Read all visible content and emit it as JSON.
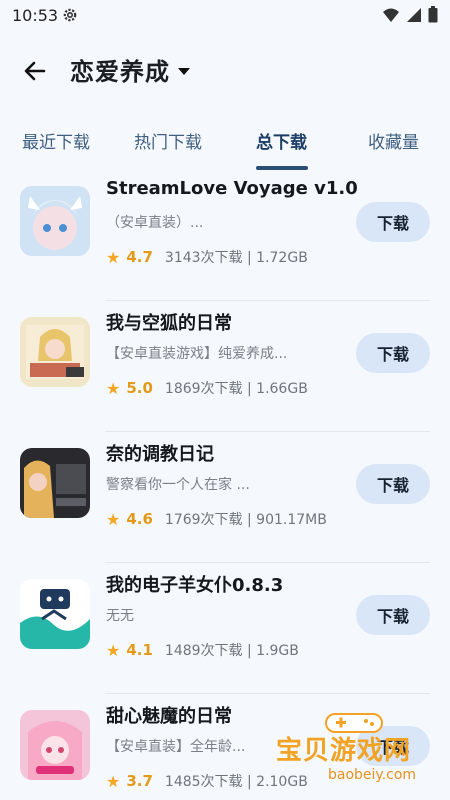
{
  "status": {
    "time": "10:53"
  },
  "header": {
    "title": "恋爱养成"
  },
  "tabs": [
    {
      "label": "最近下载"
    },
    {
      "label": "热门下载"
    },
    {
      "label": "总下载"
    },
    {
      "label": "收藏量"
    }
  ],
  "games": [
    {
      "name": "StreamLove Voyage v1.0",
      "desc": "（安卓直装）...",
      "rating": "4.7",
      "stats": "3143次下载 | 1.72GB",
      "button": "下载"
    },
    {
      "name": "我与空狐的日常",
      "desc": "【安卓直装游戏】纯爱养成...",
      "rating": "5.0",
      "stats": "1869次下载 | 1.66GB",
      "button": "下载"
    },
    {
      "name": "奈的调教日记",
      "desc": "警察看你一个人在家 ...",
      "rating": "4.6",
      "stats": "1769次下载 | 901.17MB",
      "button": "下载"
    },
    {
      "name": "我的电子羊女仆0.8.3",
      "desc": "无无",
      "rating": "4.1",
      "stats": "1489次下载 | 1.9GB",
      "button": "下载"
    },
    {
      "name": "甜心魅魔的日常",
      "desc": "【安卓直装】全年龄...",
      "rating": "3.7",
      "stats": "1485次下载 | 2.10GB",
      "button": "下载"
    }
  ],
  "watermark": {
    "text": "宝贝游戏网",
    "url": "baobeiy.com"
  },
  "colors": {
    "accent": "#2c4d74",
    "button_bg": "#d9e6f7",
    "star": "#f5a623"
  },
  "icons": {
    "back": "arrow-left-icon",
    "settings": "gear-icon",
    "dropdown": "caret-down-icon",
    "rating": "star-icon"
  }
}
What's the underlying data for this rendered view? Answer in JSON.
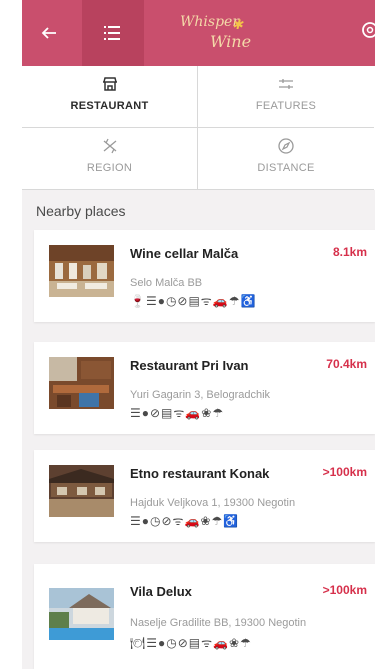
{
  "header": {
    "back_icon": "arrow-left-icon",
    "menu_icon": "list-icon",
    "logo_line1": "Whisper",
    "logo_line2": "Wine",
    "settings_icon": "gear-icon",
    "color": "#c94f6d",
    "menu_color": "#b8425e"
  },
  "filters": [
    {
      "label": "RESTAURANT",
      "icon": "restaurant-icon",
      "active": true
    },
    {
      "label": "FEATURES",
      "icon": "sliders-icon",
      "active": false
    },
    {
      "label": "REGION",
      "icon": "map-marker-icon",
      "active": false
    },
    {
      "label": "DISTANCE",
      "icon": "compass-icon",
      "active": false
    }
  ],
  "section_title": "Nearby places",
  "places": [
    {
      "name": "Wine cellar Malča",
      "distance": "8.1km",
      "address": "Selo Malča BB",
      "amenities": "🍷☰●◷⊘▤ᯤ🚗☂♿"
    },
    {
      "name": "Restaurant Pri Ivan",
      "distance": "70.4km",
      "address": "Yuri Gagarin 3, Belogradchik",
      "amenities": "☰●⊘▤ᯤ🚗❀☂"
    },
    {
      "name": "Etno restaurant Konak",
      "distance": ">100km",
      "address": "Hajduk Veljkova 1, 19300 Negotin",
      "amenities": "☰●◷⊘ᯤ🚗❀☂♿"
    },
    {
      "name": "Vila Delux",
      "distance": ">100km",
      "address": "Naselje Gradilite BB, 19300 Negotin",
      "amenities": "🍽☰●◷⊘▤ᯤ🚗❀☂"
    }
  ],
  "accent": "#d6304b"
}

*Aim*: None of the pictures should appear; repeat the records exactly otherwise.

*Solution for this exercise*:
Read all visible content and emit it as JSON.
{
  "status": {
    "time": "10:53"
  },
  "header": {
    "title": "恋爱养成"
  },
  "tabs": [
    {
      "label": "最近下载"
    },
    {
      "label": "热门下载"
    },
    {
      "label": "总下载"
    },
    {
      "label": "收藏量"
    }
  ],
  "games": [
    {
      "name": "StreamLove Voyage v1.0",
      "desc": "（安卓直装）...",
      "rating": "4.7",
      "stats": "3143次下载 | 1.72GB",
      "button": "下载"
    },
    {
      "name": "我与空狐的日常",
      "desc": "【安卓直装游戏】纯爱养成...",
      "rating": "5.0",
      "stats": "1869次下载 | 1.66GB",
      "button": "下载"
    },
    {
      "name": "奈的调教日记",
      "desc": "警察看你一个人在家 ...",
      "rating": "4.6",
      "stats": "1769次下载 | 901.17MB",
      "button": "下载"
    },
    {
      "name": "我的电子羊女仆0.8.3",
      "desc": "无无",
      "rating": "4.1",
      "stats": "1489次下载 | 1.9GB",
      "button": "下载"
    },
    {
      "name": "甜心魅魔的日常",
      "desc": "【安卓直装】全年龄...",
      "rating": "3.7",
      "stats": "1485次下载 | 2.10GB",
      "button": "下载"
    }
  ],
  "watermark": {
    "text": "宝贝游戏网",
    "url": "baobeiy.com"
  },
  "colors": {
    "accent": "#2c4d74",
    "button_bg": "#d9e6f7",
    "star": "#f5a623"
  },
  "icons": {
    "back": "arrow-left-icon",
    "settings": "gear-icon",
    "dropdown": "caret-down-icon",
    "rating": "star-icon"
  }
}
What's the underlying data for this rendered view? Answer in JSON.
{
  "header": {
    "back_icon": "arrow-left-icon",
    "menu_icon": "list-icon",
    "logo_line1": "Whisper",
    "logo_line2": "Wine",
    "settings_icon": "gear-icon",
    "color": "#c94f6d",
    "menu_color": "#b8425e"
  },
  "filters": [
    {
      "label": "RESTAURANT",
      "icon": "restaurant-icon",
      "active": true
    },
    {
      "label": "FEATURES",
      "icon": "sliders-icon",
      "active": false
    },
    {
      "label": "REGION",
      "icon": "map-marker-icon",
      "active": false
    },
    {
      "label": "DISTANCE",
      "icon": "compass-icon",
      "active": false
    }
  ],
  "section_title": "Nearby places",
  "places": [
    {
      "name": "Wine cellar Malča",
      "distance": "8.1km",
      "address": "Selo Malča BB",
      "amenities": "🍷☰●◷⊘▤ᯤ🚗☂♿"
    },
    {
      "name": "Restaurant Pri Ivan",
      "distance": "70.4km",
      "address": "Yuri Gagarin 3, Belogradchik",
      "amenities": "☰●⊘▤ᯤ🚗❀☂"
    },
    {
      "name": "Etno restaurant Konak",
      "distance": ">100km",
      "address": "Hajduk Veljkova 1, 19300 Negotin",
      "amenities": "☰●◷⊘ᯤ🚗❀☂♿"
    },
    {
      "name": "Vila Delux",
      "distance": ">100km",
      "address": "Naselje Gradilite BB, 19300 Negotin",
      "amenities": "🍽☰●◷⊘▤ᯤ🚗❀☂"
    }
  ],
  "accent": "#d6304b"
}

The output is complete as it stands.